→ **WHAT THE TASK ASKS**:
Check each line of the records below for the string "York", then state how many lines contain it, with no other output.

- - -

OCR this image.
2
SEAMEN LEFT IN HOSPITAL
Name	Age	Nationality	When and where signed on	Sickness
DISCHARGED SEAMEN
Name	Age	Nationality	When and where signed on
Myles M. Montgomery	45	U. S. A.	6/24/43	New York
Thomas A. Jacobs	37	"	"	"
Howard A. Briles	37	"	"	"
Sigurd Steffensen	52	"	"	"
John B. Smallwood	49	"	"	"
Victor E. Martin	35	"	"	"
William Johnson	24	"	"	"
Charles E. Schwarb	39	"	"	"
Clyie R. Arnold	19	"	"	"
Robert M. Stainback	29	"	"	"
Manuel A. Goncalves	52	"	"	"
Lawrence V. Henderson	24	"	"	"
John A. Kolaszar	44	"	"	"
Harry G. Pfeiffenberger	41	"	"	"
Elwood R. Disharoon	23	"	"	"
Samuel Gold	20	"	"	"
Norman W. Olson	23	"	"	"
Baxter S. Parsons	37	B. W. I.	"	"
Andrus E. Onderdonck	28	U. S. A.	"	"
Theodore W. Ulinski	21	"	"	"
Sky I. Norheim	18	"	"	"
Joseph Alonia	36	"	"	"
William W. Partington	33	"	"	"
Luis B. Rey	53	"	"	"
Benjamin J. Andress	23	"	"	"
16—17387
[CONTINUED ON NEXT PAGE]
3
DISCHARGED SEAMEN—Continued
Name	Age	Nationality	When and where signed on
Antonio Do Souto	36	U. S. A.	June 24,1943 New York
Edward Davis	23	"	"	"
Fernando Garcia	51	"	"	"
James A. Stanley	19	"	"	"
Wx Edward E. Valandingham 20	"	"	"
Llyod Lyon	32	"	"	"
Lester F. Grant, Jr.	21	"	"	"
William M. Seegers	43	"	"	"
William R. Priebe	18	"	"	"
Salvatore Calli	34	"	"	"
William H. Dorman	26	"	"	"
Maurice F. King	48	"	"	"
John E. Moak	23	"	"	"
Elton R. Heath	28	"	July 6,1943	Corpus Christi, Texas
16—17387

- - -

→ **ANSWER FOR THE TASK**:
2